Write out the whole listing word for word.

**********

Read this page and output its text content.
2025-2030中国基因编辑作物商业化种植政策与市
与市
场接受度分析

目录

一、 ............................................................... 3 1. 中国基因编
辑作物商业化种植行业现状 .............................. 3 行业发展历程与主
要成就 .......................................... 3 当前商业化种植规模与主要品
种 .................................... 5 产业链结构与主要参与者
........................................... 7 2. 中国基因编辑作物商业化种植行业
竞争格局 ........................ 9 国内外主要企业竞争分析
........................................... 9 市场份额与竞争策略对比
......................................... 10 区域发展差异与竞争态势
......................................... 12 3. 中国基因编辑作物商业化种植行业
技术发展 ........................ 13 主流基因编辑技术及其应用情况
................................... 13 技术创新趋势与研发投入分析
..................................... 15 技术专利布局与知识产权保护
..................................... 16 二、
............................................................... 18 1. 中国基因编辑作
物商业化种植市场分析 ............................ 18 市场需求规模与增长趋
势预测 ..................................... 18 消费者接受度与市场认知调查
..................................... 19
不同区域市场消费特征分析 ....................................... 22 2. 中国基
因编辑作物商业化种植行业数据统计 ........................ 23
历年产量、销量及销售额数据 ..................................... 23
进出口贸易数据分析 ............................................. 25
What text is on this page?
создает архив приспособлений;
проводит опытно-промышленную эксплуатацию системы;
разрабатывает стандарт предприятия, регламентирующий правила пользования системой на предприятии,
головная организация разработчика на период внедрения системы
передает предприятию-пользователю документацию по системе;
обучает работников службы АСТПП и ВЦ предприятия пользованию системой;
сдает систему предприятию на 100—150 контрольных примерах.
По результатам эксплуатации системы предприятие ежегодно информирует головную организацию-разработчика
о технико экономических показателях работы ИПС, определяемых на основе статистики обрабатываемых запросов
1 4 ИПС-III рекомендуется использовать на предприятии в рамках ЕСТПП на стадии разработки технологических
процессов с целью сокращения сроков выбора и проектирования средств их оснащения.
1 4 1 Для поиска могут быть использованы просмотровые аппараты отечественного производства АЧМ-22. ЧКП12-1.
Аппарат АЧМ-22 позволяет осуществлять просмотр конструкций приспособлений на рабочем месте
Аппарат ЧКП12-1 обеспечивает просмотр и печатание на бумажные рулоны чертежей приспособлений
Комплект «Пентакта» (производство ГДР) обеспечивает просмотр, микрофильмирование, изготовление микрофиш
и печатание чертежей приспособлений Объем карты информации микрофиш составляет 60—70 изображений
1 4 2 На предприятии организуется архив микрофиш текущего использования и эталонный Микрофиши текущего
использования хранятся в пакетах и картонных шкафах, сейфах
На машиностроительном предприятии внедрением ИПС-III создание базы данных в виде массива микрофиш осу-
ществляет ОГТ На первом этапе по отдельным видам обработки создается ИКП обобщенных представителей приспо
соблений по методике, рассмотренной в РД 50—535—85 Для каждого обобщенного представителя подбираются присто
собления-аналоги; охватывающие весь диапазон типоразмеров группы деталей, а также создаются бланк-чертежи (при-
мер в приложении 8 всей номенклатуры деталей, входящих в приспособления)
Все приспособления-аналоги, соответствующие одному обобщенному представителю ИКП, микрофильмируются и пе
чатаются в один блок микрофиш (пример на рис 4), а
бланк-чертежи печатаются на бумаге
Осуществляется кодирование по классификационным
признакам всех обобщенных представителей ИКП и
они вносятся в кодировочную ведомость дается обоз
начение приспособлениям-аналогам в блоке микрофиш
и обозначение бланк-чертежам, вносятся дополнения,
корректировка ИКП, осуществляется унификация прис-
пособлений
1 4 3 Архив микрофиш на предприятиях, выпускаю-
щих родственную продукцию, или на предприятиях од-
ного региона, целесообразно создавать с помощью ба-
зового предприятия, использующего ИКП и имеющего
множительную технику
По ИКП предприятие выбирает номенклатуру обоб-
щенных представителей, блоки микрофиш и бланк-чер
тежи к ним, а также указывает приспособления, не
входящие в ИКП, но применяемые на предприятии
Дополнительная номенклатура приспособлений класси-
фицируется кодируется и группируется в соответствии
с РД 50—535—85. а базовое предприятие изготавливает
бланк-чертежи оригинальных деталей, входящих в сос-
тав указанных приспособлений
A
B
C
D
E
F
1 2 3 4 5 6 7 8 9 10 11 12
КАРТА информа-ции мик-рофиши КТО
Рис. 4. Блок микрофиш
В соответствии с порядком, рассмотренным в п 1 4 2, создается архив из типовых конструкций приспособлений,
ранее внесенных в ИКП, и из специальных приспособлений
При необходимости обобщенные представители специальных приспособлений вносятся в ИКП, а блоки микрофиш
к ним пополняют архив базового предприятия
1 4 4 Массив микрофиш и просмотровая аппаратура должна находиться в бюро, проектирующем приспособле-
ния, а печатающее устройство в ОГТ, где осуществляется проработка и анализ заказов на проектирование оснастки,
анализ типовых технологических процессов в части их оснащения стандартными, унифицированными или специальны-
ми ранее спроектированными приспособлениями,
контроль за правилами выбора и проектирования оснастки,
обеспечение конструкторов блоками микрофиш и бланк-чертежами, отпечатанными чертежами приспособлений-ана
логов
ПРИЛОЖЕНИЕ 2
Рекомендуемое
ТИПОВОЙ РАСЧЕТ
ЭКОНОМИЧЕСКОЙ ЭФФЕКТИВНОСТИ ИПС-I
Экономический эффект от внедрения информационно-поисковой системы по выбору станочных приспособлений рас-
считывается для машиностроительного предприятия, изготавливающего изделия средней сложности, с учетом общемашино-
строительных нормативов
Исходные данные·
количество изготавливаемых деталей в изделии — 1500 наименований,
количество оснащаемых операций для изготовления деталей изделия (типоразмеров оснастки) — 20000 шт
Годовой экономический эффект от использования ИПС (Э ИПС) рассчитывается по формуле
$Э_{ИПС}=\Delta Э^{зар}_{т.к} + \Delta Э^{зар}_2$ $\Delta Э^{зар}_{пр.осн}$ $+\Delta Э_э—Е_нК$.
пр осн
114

**********

■ EXERCISE RESPONSE:
Read this page and output its text content.
2025-2030中国基因编辑作物商业化种植政策与市
与市
场接受度分析

目录

一、 ............................................................... 3 1. 中国基因编
辑作物商业化种植行业现状 .............................. 3 行业发展历程与主
要成就 .......................................... 3 当前商业化种植规模与主要品
种 .................................... 5 产业链结构与主要参与者
........................................... 7 2. 中国基因编辑作物商业化种植行业
竞争格局 ........................ 9 国内外主要企业竞争分析
........................................... 9 市场份额与竞争策略对比
......................................... 10 区域发展差异与竞争态势
......................................... 12 3. 中国基因编辑作物商业化种植行业
技术发展 ........................ 13 主流基因编辑技术及其应用情况
................................... 13 技术创新趋势与研发投入分析
..................................... 15 技术专利布局与知识产权保护
..................................... 16 二、
............................................................... 18 1. 中国基因编辑作
物商业化种植市场分析 ............................ 18 市场需求规模与增长趋
势预测 ..................................... 18 消费者接受度与市场认知调查
..................................... 19
不同区域市场消费特征分析 ....................................... 22 2. 中国基
因编辑作物商业化种植行业数据统计 ........................ 23
历年产量、销量及销售额数据 ..................................... 23
进出口贸易数据分析 ............................................. 25
What text is on this page?
создает архив приспособлений;
проводит опытно-промышленную эксплуатацию системы;
разрабатывает стандарт предприятия, регламентирующий правила пользования системой на предприятии,
головная организация разработчика на период внедрения системы
передает предприятию-пользователю документацию по системе;
обучает работников службы АСТПП и ВЦ предприятия пользованию системой;
сдает систему предприятию на 100—150 контрольных примерах.
По результатам эксплуатации системы предприятие ежегодно информирует головную организацию-разработчика
о технико экономических показателях работы ИПС, определяемых на основе статистики обрабатываемых запросов
1 4 ИПС-III рекомендуется использовать на предприятии в рамках ЕСТПП на стадии разработки технологических
процессов с целью сокращения сроков выбора и проектирования средств их оснащения.
1 4 1 Для поиска могут быть использованы просмотровые аппараты отечественного производства АЧМ-22. ЧКП12-1.
Аппарат АЧМ-22 позволяет осуществлять просмотр конструкций приспособлений на рабочем месте
Аппарат ЧКП12-1 обеспечивает просмотр и печатание на бумажные рулоны чертежей приспособлений
Комплект «Пентакта» (производство ГДР) обеспечивает просмотр, микрофильмирование, изготовление микрофиш
и печатание чертежей приспособлений Объем карты информации микрофиш составляет 60—70 изображений
1 4 2 На предприятии организуется архив микрофиш текущего использования и эталонный Микрофиши текущего
использования хранятся в пакетах и картонных шкафах, сейфах
На машиностроительном предприятии внедрением ИПС-III создание базы данных в виде массива микрофиш осу-
ществляет ОГТ На первом этапе по отдельным видам обработки создается ИКП обобщенных представителей приспо
соблений по методике, рассмотренной в РД 50—535—85 Для каждого обобщенного представителя подбираются присто
собления-аналоги; охватывающие весь диапазон типоразмеров группы деталей, а также создаются бланк-чертежи (при-
мер в приложении 8 всей номенклатуры деталей, входящих в приспособления)
Все приспособления-аналоги, соответствующие одному обобщенному представителю ИКП, микрофильмируются и пе
чатаются в один блок микрофиш (пример на рис 4), а
бланк-чертежи печатаются на бумаге
Осуществляется кодирование по классификационным
признакам всех обобщенных представителей ИКП и
они вносятся в кодировочную ведомость дается обоз
начение приспособлениям-аналогам в блоке микрофиш
и обозначение бланк-чертежам, вносятся дополнения,
корректировка ИКП, осуществляется унификация прис-
пособлений
1 4 3 Архив микрофиш на предприятиях, выпускаю-
щих родственную продукцию, или на предприятиях од-
ного региона, целесообразно создавать с помощью ба-
зового предприятия, использующего ИКП и имеющего
множительную технику
По ИКП предприятие выбирает номенклатуру обоб-
щенных представителей, блоки микрофиш и бланк-чер
тежи к ним, а также указывает приспособления, не
входящие в ИКП, но применяемые на предприятии
Дополнительная номенклатура приспособлений класси-
фицируется кодируется и группируется в соответствии
с РД 50—535—85. а базовое предприятие изготавливает
бланк-чертежи оригинальных деталей, входящих в сос-
тав указанных приспособлений
A
B
C
D
E
F
1 2 3 4 5 6 7 8 9 10 11 12
КАРТА информа-ции мик-рофиши КТО
Рис. 4. Блок микрофиш
В соответствии с порядком, рассмотренным в п 1 4 2, создается архив из типовых конструкций приспособлений,
ранее внесенных в ИКП, и из специальных приспособлений
При необходимости обобщенные представители специальных приспособлений вносятся в ИКП, а блоки микрофиш
к ним пополняют архив базового предприятия
1 4 4 Массив микрофиш и просмотровая аппаратура должна находиться в бюро, проектирующем приспособле-
ния, а печатающее устройство в ОГТ, где осуществляется проработка и анализ заказов на проектирование оснастки,
анализ типовых технологических процессов в части их оснащения стандартными, унифицированными или специальны-
ми ранее спроектированными приспособлениями,
контроль за правилами выбора и проектирования оснастки,
обеспечение конструкторов блоками микрофиш и бланк-чертежами, отпечатанными чертежами приспособлений-ана
логов
ПРИЛОЖЕНИЕ 2
Рекомендуемое
ТИПОВОЙ РАСЧЕТ
ЭКОНОМИЧЕСКОЙ ЭФФЕКТИВНОСТИ ИПС-I
Экономический эффект от внедрения информационно-поисковой системы по выбору станочных приспособлений рас-
считывается для машиностроительного предприятия, изготавливающего изделия средней сложности, с учетом общемашино-
строительных нормативов
Исходные данные·
количество изготавливаемых деталей в изделии — 1500 наименований,
количество оснащаемых операций для изготовления деталей изделия (типоразмеров оснастки) — 20000 шт
Годовой экономический эффект от использования ИПС (Э ИПС) рассчитывается по формуле
$Э_{ИПС}=\Delta Э^{зар}_{т.к} + \Delta Э^{зар}_2$ $\Delta Э^{зар}_{пр.осн}$ $+\Delta Э_э—Е_нК$.
пр осн
114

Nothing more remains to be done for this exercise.